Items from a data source
□ □ □ □
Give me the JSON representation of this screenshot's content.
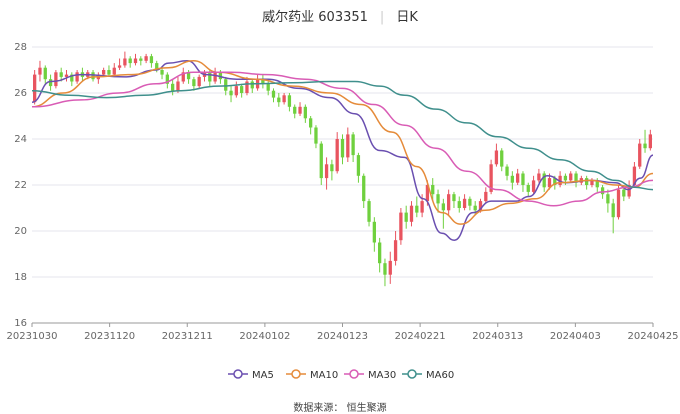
{
  "header": {
    "name": "威尔药业 603351",
    "period": "日K"
  },
  "footer": {
    "source": "数据来源：  恒生聚源"
  },
  "chart_data": {
    "type": "candlestick",
    "ylim": [
      16,
      28
    ],
    "yticks": [
      16,
      18,
      20,
      22,
      24,
      26,
      28
    ],
    "xtick_labels": [
      "20231030",
      "20231120",
      "20231211",
      "20240102",
      "20240123",
      "20240221",
      "20240313",
      "20240403",
      "20240425"
    ],
    "grid": true,
    "legend_position": "bottom",
    "colors": {
      "up": "#e8545f",
      "down": "#6fd03e",
      "ma5": "#6a4fb0",
      "ma10": "#e58b3a",
      "ma30": "#d95cb5",
      "ma60": "#3f8f8c"
    },
    "candles": [
      {
        "o": 25.6,
        "c": 26.8,
        "h": 27.0,
        "l": 25.5
      },
      {
        "o": 26.8,
        "c": 27.1,
        "h": 27.4,
        "l": 26.5
      },
      {
        "o": 27.1,
        "c": 26.6,
        "h": 27.2,
        "l": 26.4
      },
      {
        "o": 26.6,
        "c": 26.3,
        "h": 26.8,
        "l": 26.1
      },
      {
        "o": 26.3,
        "c": 26.9,
        "h": 27.0,
        "l": 26.2
      },
      {
        "o": 26.9,
        "c": 26.7,
        "h": 27.1,
        "l": 26.5
      },
      {
        "o": 26.7,
        "c": 26.8,
        "h": 27.0,
        "l": 26.5
      },
      {
        "o": 26.8,
        "c": 26.5,
        "h": 26.9,
        "l": 26.3
      },
      {
        "o": 26.5,
        "c": 26.9,
        "h": 27.0,
        "l": 26.4
      },
      {
        "o": 26.9,
        "c": 26.7,
        "h": 27.1,
        "l": 26.5
      },
      {
        "o": 26.7,
        "c": 26.9,
        "h": 27.0,
        "l": 26.6
      },
      {
        "o": 26.9,
        "c": 26.6,
        "h": 27.0,
        "l": 26.5
      },
      {
        "o": 26.6,
        "c": 26.8,
        "h": 26.9,
        "l": 26.4
      },
      {
        "o": 26.8,
        "c": 27.0,
        "h": 27.1,
        "l": 26.7
      },
      {
        "o": 27.0,
        "c": 26.8,
        "h": 27.2,
        "l": 26.7
      },
      {
        "o": 26.8,
        "c": 27.1,
        "h": 27.3,
        "l": 26.7
      },
      {
        "o": 27.1,
        "c": 27.2,
        "h": 27.5,
        "l": 27.0
      },
      {
        "o": 27.2,
        "c": 27.5,
        "h": 27.8,
        "l": 27.1
      },
      {
        "o": 27.5,
        "c": 27.3,
        "h": 27.6,
        "l": 27.1
      },
      {
        "o": 27.3,
        "c": 27.5,
        "h": 27.7,
        "l": 27.2
      },
      {
        "o": 27.5,
        "c": 27.4,
        "h": 27.6,
        "l": 27.2
      },
      {
        "o": 27.4,
        "c": 27.6,
        "h": 27.7,
        "l": 27.3
      },
      {
        "o": 27.6,
        "c": 27.3,
        "h": 27.7,
        "l": 27.1
      },
      {
        "o": 27.3,
        "c": 27.0,
        "h": 27.4,
        "l": 26.9
      },
      {
        "o": 27.0,
        "c": 26.8,
        "h": 27.1,
        "l": 26.6
      },
      {
        "o": 26.8,
        "c": 26.4,
        "h": 26.9,
        "l": 26.2
      },
      {
        "o": 26.4,
        "c": 26.1,
        "h": 26.6,
        "l": 25.9
      },
      {
        "o": 26.1,
        "c": 26.5,
        "h": 26.7,
        "l": 26.0
      },
      {
        "o": 26.5,
        "c": 26.9,
        "h": 27.1,
        "l": 26.4
      },
      {
        "o": 26.9,
        "c": 26.6,
        "h": 27.0,
        "l": 26.4
      },
      {
        "o": 26.6,
        "c": 26.3,
        "h": 26.7,
        "l": 26.1
      },
      {
        "o": 26.3,
        "c": 26.7,
        "h": 26.8,
        "l": 26.2
      },
      {
        "o": 26.7,
        "c": 26.9,
        "h": 27.0,
        "l": 26.5
      },
      {
        "o": 26.9,
        "c": 26.5,
        "h": 27.0,
        "l": 26.3
      },
      {
        "o": 26.5,
        "c": 26.9,
        "h": 27.1,
        "l": 26.4
      },
      {
        "o": 26.9,
        "c": 26.6,
        "h": 27.0,
        "l": 26.4
      },
      {
        "o": 26.6,
        "c": 26.1,
        "h": 26.7,
        "l": 25.9
      },
      {
        "o": 26.1,
        "c": 25.9,
        "h": 26.3,
        "l": 25.6
      },
      {
        "o": 25.9,
        "c": 26.3,
        "h": 26.5,
        "l": 25.8
      },
      {
        "o": 26.3,
        "c": 26.0,
        "h": 26.4,
        "l": 25.8
      },
      {
        "o": 26.0,
        "c": 26.5,
        "h": 26.7,
        "l": 25.9
      },
      {
        "o": 26.5,
        "c": 26.2,
        "h": 26.6,
        "l": 26.0
      },
      {
        "o": 26.2,
        "c": 26.6,
        "h": 26.8,
        "l": 26.1
      },
      {
        "o": 26.6,
        "c": 26.4,
        "h": 26.8,
        "l": 26.2
      },
      {
        "o": 26.4,
        "c": 26.1,
        "h": 26.5,
        "l": 25.9
      },
      {
        "o": 26.1,
        "c": 25.8,
        "h": 26.2,
        "l": 25.6
      },
      {
        "o": 25.8,
        "c": 25.6,
        "h": 26.0,
        "l": 25.4
      },
      {
        "o": 25.6,
        "c": 25.9,
        "h": 26.0,
        "l": 25.5
      },
      {
        "o": 25.9,
        "c": 25.4,
        "h": 26.0,
        "l": 25.2
      },
      {
        "o": 25.4,
        "c": 25.1,
        "h": 25.5,
        "l": 24.9
      },
      {
        "o": 25.1,
        "c": 25.4,
        "h": 25.6,
        "l": 25.0
      },
      {
        "o": 25.4,
        "c": 24.9,
        "h": 25.5,
        "l": 24.7
      },
      {
        "o": 24.9,
        "c": 24.5,
        "h": 25.0,
        "l": 24.2
      },
      {
        "o": 24.5,
        "c": 23.8,
        "h": 24.6,
        "l": 23.6
      },
      {
        "o": 23.8,
        "c": 22.3,
        "h": 23.9,
        "l": 22.0
      },
      {
        "o": 22.3,
        "c": 22.9,
        "h": 23.2,
        "l": 21.8
      },
      {
        "o": 22.9,
        "c": 22.6,
        "h": 23.1,
        "l": 22.2
      },
      {
        "o": 22.6,
        "c": 24.0,
        "h": 24.3,
        "l": 22.5
      },
      {
        "o": 24.0,
        "c": 23.2,
        "h": 24.2,
        "l": 22.9
      },
      {
        "o": 23.2,
        "c": 24.2,
        "h": 24.5,
        "l": 23.0
      },
      {
        "o": 24.2,
        "c": 23.3,
        "h": 24.3,
        "l": 23.0
      },
      {
        "o": 23.3,
        "c": 22.4,
        "h": 23.4,
        "l": 22.1
      },
      {
        "o": 22.4,
        "c": 21.3,
        "h": 22.5,
        "l": 21.0
      },
      {
        "o": 21.3,
        "c": 20.4,
        "h": 21.4,
        "l": 20.2
      },
      {
        "o": 20.4,
        "c": 19.5,
        "h": 20.6,
        "l": 19.1
      },
      {
        "o": 19.5,
        "c": 18.6,
        "h": 19.7,
        "l": 18.2
      },
      {
        "o": 18.6,
        "c": 18.1,
        "h": 18.8,
        "l": 17.6
      },
      {
        "o": 18.1,
        "c": 18.7,
        "h": 19.1,
        "l": 17.7
      },
      {
        "o": 18.7,
        "c": 19.6,
        "h": 20.0,
        "l": 18.5
      },
      {
        "o": 19.6,
        "c": 20.8,
        "h": 21.0,
        "l": 19.4
      },
      {
        "o": 20.8,
        "c": 20.4,
        "h": 21.1,
        "l": 20.1
      },
      {
        "o": 20.4,
        "c": 21.1,
        "h": 21.3,
        "l": 20.2
      },
      {
        "o": 21.1,
        "c": 20.8,
        "h": 21.5,
        "l": 20.6
      },
      {
        "o": 20.8,
        "c": 21.3,
        "h": 21.6,
        "l": 20.6
      },
      {
        "o": 21.3,
        "c": 22.0,
        "h": 22.2,
        "l": 21.1
      },
      {
        "o": 22.0,
        "c": 21.6,
        "h": 22.3,
        "l": 21.3
      },
      {
        "o": 21.6,
        "c": 21.2,
        "h": 21.8,
        "l": 20.8
      },
      {
        "o": 21.2,
        "c": 20.9,
        "h": 21.4,
        "l": 20.1
      },
      {
        "o": 20.9,
        "c": 21.6,
        "h": 21.8,
        "l": 20.7
      },
      {
        "o": 21.6,
        "c": 21.3,
        "h": 21.7,
        "l": 21.0
      },
      {
        "o": 21.3,
        "c": 21.0,
        "h": 21.5,
        "l": 20.8
      },
      {
        "o": 21.0,
        "c": 21.4,
        "h": 21.6,
        "l": 20.9
      },
      {
        "o": 21.4,
        "c": 21.1,
        "h": 21.5,
        "l": 20.9
      },
      {
        "o": 21.1,
        "c": 20.9,
        "h": 21.3,
        "l": 20.7
      },
      {
        "o": 20.9,
        "c": 21.3,
        "h": 21.4,
        "l": 20.8
      },
      {
        "o": 21.3,
        "c": 21.7,
        "h": 21.9,
        "l": 21.2
      },
      {
        "o": 21.7,
        "c": 22.9,
        "h": 23.1,
        "l": 21.6
      },
      {
        "o": 22.9,
        "c": 23.5,
        "h": 23.8,
        "l": 22.8
      },
      {
        "o": 23.5,
        "c": 22.8,
        "h": 23.6,
        "l": 22.6
      },
      {
        "o": 22.8,
        "c": 22.4,
        "h": 22.9,
        "l": 22.2
      },
      {
        "o": 22.4,
        "c": 22.1,
        "h": 22.6,
        "l": 21.8
      },
      {
        "o": 22.1,
        "c": 22.5,
        "h": 22.7,
        "l": 22.0
      },
      {
        "o": 22.5,
        "c": 22.0,
        "h": 22.6,
        "l": 21.7
      },
      {
        "o": 22.0,
        "c": 21.7,
        "h": 22.1,
        "l": 21.5
      },
      {
        "o": 21.7,
        "c": 22.2,
        "h": 22.4,
        "l": 21.6
      },
      {
        "o": 22.2,
        "c": 22.5,
        "h": 22.7,
        "l": 22.1
      },
      {
        "o": 22.5,
        "c": 21.9,
        "h": 22.6,
        "l": 21.7
      },
      {
        "o": 21.9,
        "c": 22.3,
        "h": 22.5,
        "l": 21.8
      },
      {
        "o": 22.3,
        "c": 22.0,
        "h": 22.4,
        "l": 21.8
      },
      {
        "o": 22.0,
        "c": 22.4,
        "h": 22.6,
        "l": 21.9
      },
      {
        "o": 22.4,
        "c": 22.2,
        "h": 22.5,
        "l": 22.0
      },
      {
        "o": 22.2,
        "c": 22.5,
        "h": 22.6,
        "l": 22.1
      },
      {
        "o": 22.5,
        "c": 22.1,
        "h": 22.6,
        "l": 21.9
      },
      {
        "o": 22.1,
        "c": 22.3,
        "h": 22.4,
        "l": 22.0
      },
      {
        "o": 22.3,
        "c": 22.0,
        "h": 22.4,
        "l": 21.8
      },
      {
        "o": 22.0,
        "c": 22.2,
        "h": 22.3,
        "l": 21.9
      },
      {
        "o": 22.2,
        "c": 21.9,
        "h": 22.3,
        "l": 21.7
      },
      {
        "o": 21.9,
        "c": 21.6,
        "h": 22.0,
        "l": 21.4
      },
      {
        "o": 21.6,
        "c": 21.2,
        "h": 21.8,
        "l": 20.8
      },
      {
        "o": 21.2,
        "c": 20.6,
        "h": 21.4,
        "l": 19.9
      },
      {
        "o": 20.6,
        "c": 21.8,
        "h": 22.0,
        "l": 20.5
      },
      {
        "o": 21.8,
        "c": 21.5,
        "h": 22.0,
        "l": 21.3
      },
      {
        "o": 21.5,
        "c": 22.0,
        "h": 22.2,
        "l": 21.4
      },
      {
        "o": 22.0,
        "c": 22.8,
        "h": 23.0,
        "l": 21.9
      },
      {
        "o": 22.8,
        "c": 23.8,
        "h": 24.0,
        "l": 22.7
      },
      {
        "o": 23.8,
        "c": 23.6,
        "h": 24.4,
        "l": 23.4
      },
      {
        "o": 23.6,
        "c": 24.2,
        "h": 24.4,
        "l": 23.5
      }
    ],
    "series": [
      {
        "name": "MA5",
        "color": "#6a4fb0",
        "values": [
          [
            0,
            25.6
          ],
          [
            0.03,
            26.5
          ],
          [
            0.08,
            26.8
          ],
          [
            0.15,
            26.7
          ],
          [
            0.2,
            27.0
          ],
          [
            0.22,
            27.3
          ],
          [
            0.25,
            27.4
          ],
          [
            0.28,
            26.8
          ],
          [
            0.33,
            26.6
          ],
          [
            0.38,
            26.6
          ],
          [
            0.43,
            26.2
          ],
          [
            0.48,
            25.8
          ],
          [
            0.52,
            25.1
          ],
          [
            0.56,
            23.5
          ],
          [
            0.6,
            23.2
          ],
          [
            0.63,
            21.4
          ],
          [
            0.66,
            19.9
          ],
          [
            0.68,
            19.6
          ],
          [
            0.71,
            20.8
          ],
          [
            0.74,
            21.3
          ],
          [
            0.78,
            21.3
          ],
          [
            0.8,
            21.5
          ],
          [
            0.83,
            22.4
          ],
          [
            0.86,
            22.1
          ],
          [
            0.9,
            22.2
          ],
          [
            0.94,
            22.1
          ],
          [
            0.96,
            21.8
          ],
          [
            0.98,
            22.3
          ],
          [
            1.0,
            23.3
          ]
        ]
      },
      {
        "name": "MA10",
        "color": "#e58b3a",
        "values": [
          [
            0,
            25.4
          ],
          [
            0.05,
            26.0
          ],
          [
            0.1,
            26.7
          ],
          [
            0.16,
            26.8
          ],
          [
            0.22,
            27.1
          ],
          [
            0.26,
            27.4
          ],
          [
            0.3,
            26.9
          ],
          [
            0.36,
            26.6
          ],
          [
            0.42,
            26.3
          ],
          [
            0.48,
            26.0
          ],
          [
            0.53,
            25.5
          ],
          [
            0.58,
            24.3
          ],
          [
            0.62,
            22.8
          ],
          [
            0.66,
            20.8
          ],
          [
            0.69,
            20.3
          ],
          [
            0.73,
            20.9
          ],
          [
            0.77,
            21.2
          ],
          [
            0.81,
            21.4
          ],
          [
            0.85,
            22.1
          ],
          [
            0.9,
            22.2
          ],
          [
            0.94,
            22.0
          ],
          [
            0.97,
            21.9
          ],
          [
            1.0,
            22.5
          ]
        ]
      },
      {
        "name": "MA30",
        "color": "#d95cb5",
        "values": [
          [
            0,
            25.4
          ],
          [
            0.08,
            25.7
          ],
          [
            0.14,
            26.0
          ],
          [
            0.2,
            26.4
          ],
          [
            0.26,
            26.9
          ],
          [
            0.32,
            26.9
          ],
          [
            0.38,
            26.8
          ],
          [
            0.44,
            26.6
          ],
          [
            0.5,
            26.2
          ],
          [
            0.55,
            25.5
          ],
          [
            0.6,
            24.6
          ],
          [
            0.65,
            23.6
          ],
          [
            0.7,
            22.6
          ],
          [
            0.75,
            21.8
          ],
          [
            0.8,
            21.3
          ],
          [
            0.84,
            21.1
          ],
          [
            0.88,
            21.3
          ],
          [
            0.92,
            21.7
          ],
          [
            0.96,
            21.9
          ],
          [
            1.0,
            22.2
          ]
        ]
      },
      {
        "name": "MA60",
        "color": "#3f8f8c",
        "values": [
          [
            0,
            26.1
          ],
          [
            0.06,
            25.9
          ],
          [
            0.12,
            25.8
          ],
          [
            0.18,
            25.9
          ],
          [
            0.24,
            26.1
          ],
          [
            0.3,
            26.3
          ],
          [
            0.36,
            26.4
          ],
          [
            0.42,
            26.45
          ],
          [
            0.48,
            26.5
          ],
          [
            0.52,
            26.5
          ],
          [
            0.56,
            26.3
          ],
          [
            0.6,
            25.9
          ],
          [
            0.65,
            25.3
          ],
          [
            0.7,
            24.7
          ],
          [
            0.75,
            24.1
          ],
          [
            0.8,
            23.6
          ],
          [
            0.85,
            23.1
          ],
          [
            0.9,
            22.6
          ],
          [
            0.94,
            22.2
          ],
          [
            0.97,
            21.9
          ],
          [
            1.0,
            21.8
          ]
        ]
      }
    ]
  }
}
□ □ □ □
* _TASK GOAL_: Search the data for the string "name". List each line that has it.

* _EXERCISE SOLUTION_:
    "name": "威尔药业 603351",
        "name": "MA5",
        "name": "MA10",
        "name": "MA30",
        "name": "MA60",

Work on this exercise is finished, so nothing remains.